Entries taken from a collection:
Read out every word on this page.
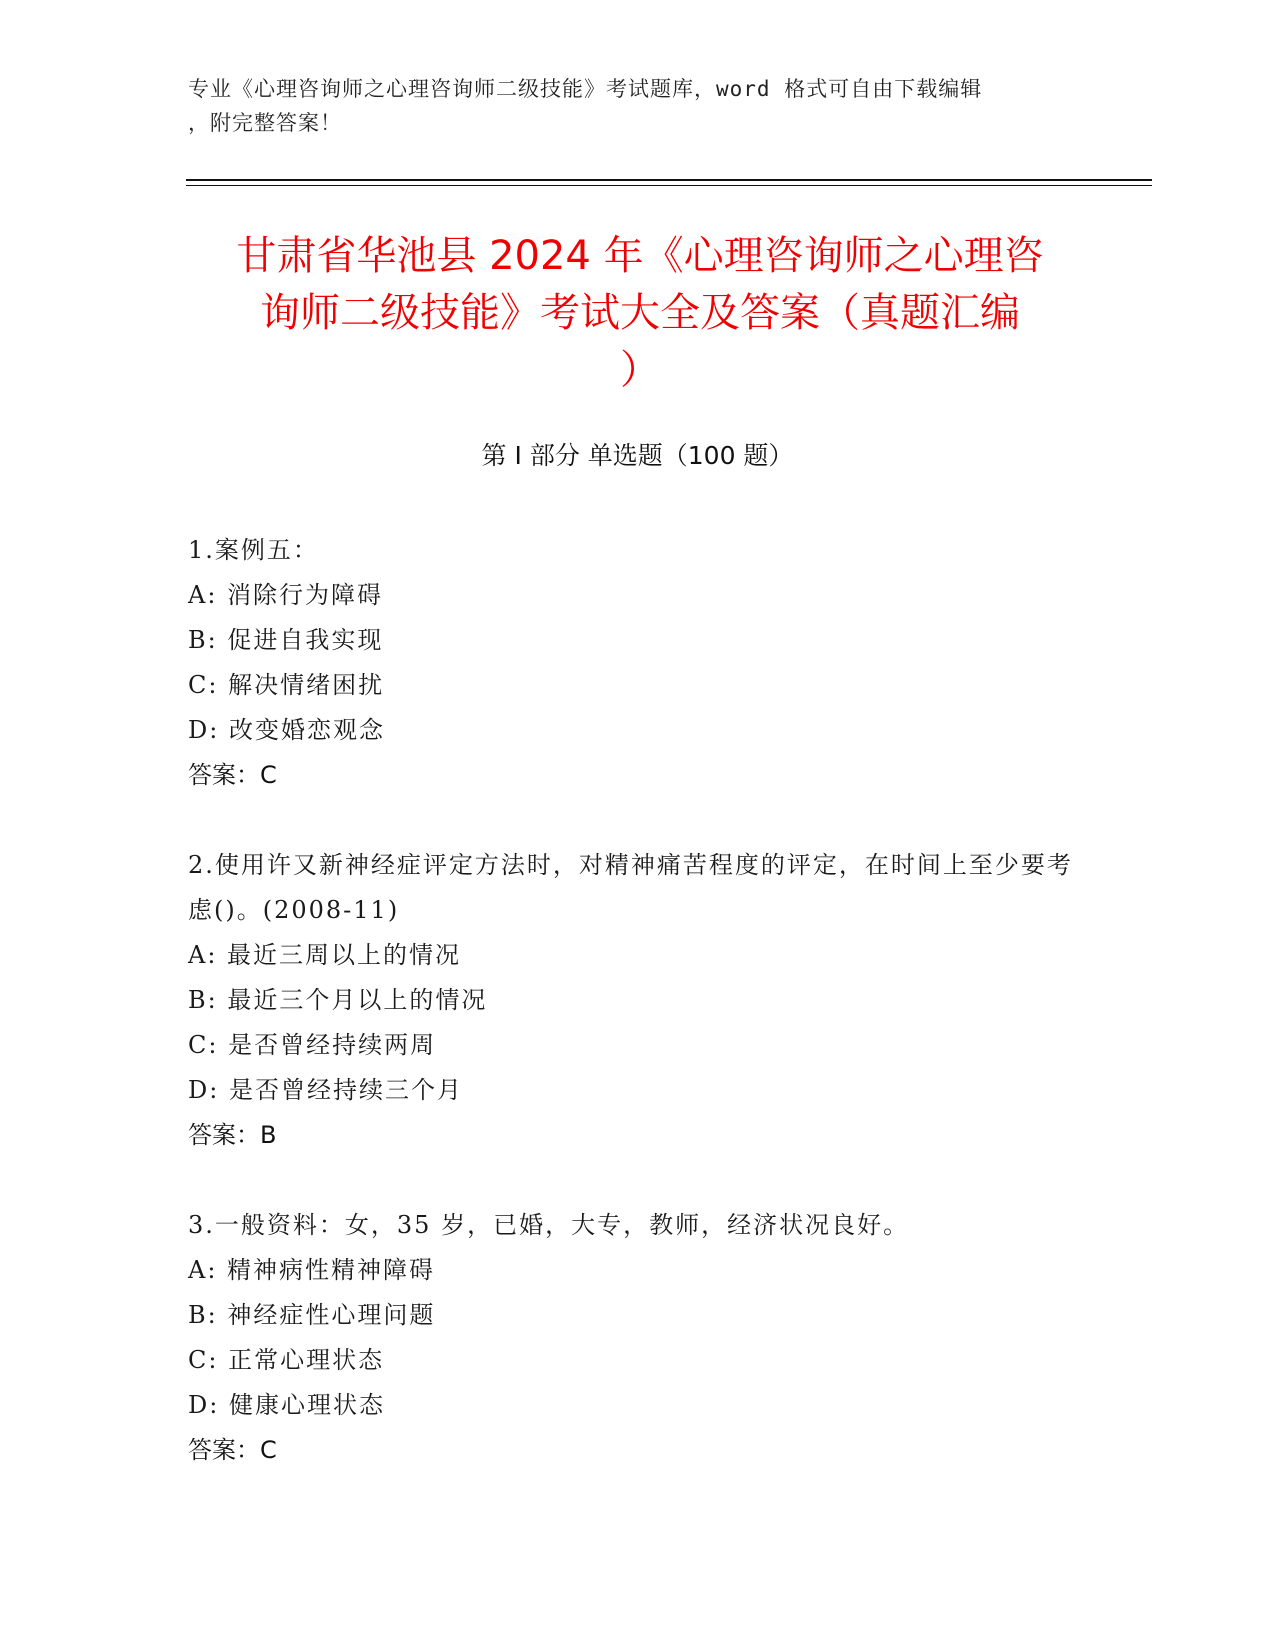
专业《心理咨询师之心理咨询师二级技能》考试题库，word 格式可自由下载编辑
，附完整答案！
甘肃省华池县 2024 年《心理咨询师之心理咨
询师二级技能》考试大全及答案（真题汇编
）
第 I 部分 单选题（100 题）
1.案例五：
A: 消除行为障碍
B: 促进自我实现
C: 解决情绪困扰
D: 改变婚恋观念
答案：C
2.使用许又新神经症评定方法时，对精神痛苦程度的评定，在时间上至少要考虑()。(2008-11)
A: 最近三周以上的情况
B: 最近三个月以上的情况
C: 是否曾经持续两周
D: 是否曾经持续三个月
答案：B
3.一般资料：女，35 岁，已婚，大专，教师，经济状况良好。
A: 精神病性精神障碍
B: 神经症性心理问题
C: 正常心理状态
D: 健康心理状态
答案：C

**STATED PROBLEM**: Write out all the entries exactly, except for the pictures.

**SOLUTION FOR THIS TASK**:
Read out every word on this page.
专业《心理咨询师之心理咨询师二级技能》考试题库，word 格式可自由下载编辑
，附完整答案！
甘肃省华池县 2024 年《心理咨询师之心理咨
询师二级技能》考试大全及答案（真题汇编
）
第 I 部分 单选题（100 题）
1.案例五：
A: 消除行为障碍
B: 促进自我实现
C: 解决情绪困扰
D: 改变婚恋观念
答案：C
2.使用许又新神经症评定方法时，对精神痛苦程度的评定，在时间上至少要考虑()。(2008-11)
A: 最近三周以上的情况
B: 最近三个月以上的情况
C: 是否曾经持续两周
D: 是否曾经持续三个月
答案：B
3.一般资料：女，35 岁，已婚，大专，教师，经济状况良好。
A: 精神病性精神障碍
B: 神经症性心理问题
C: 正常心理状态
D: 健康心理状态
答案：C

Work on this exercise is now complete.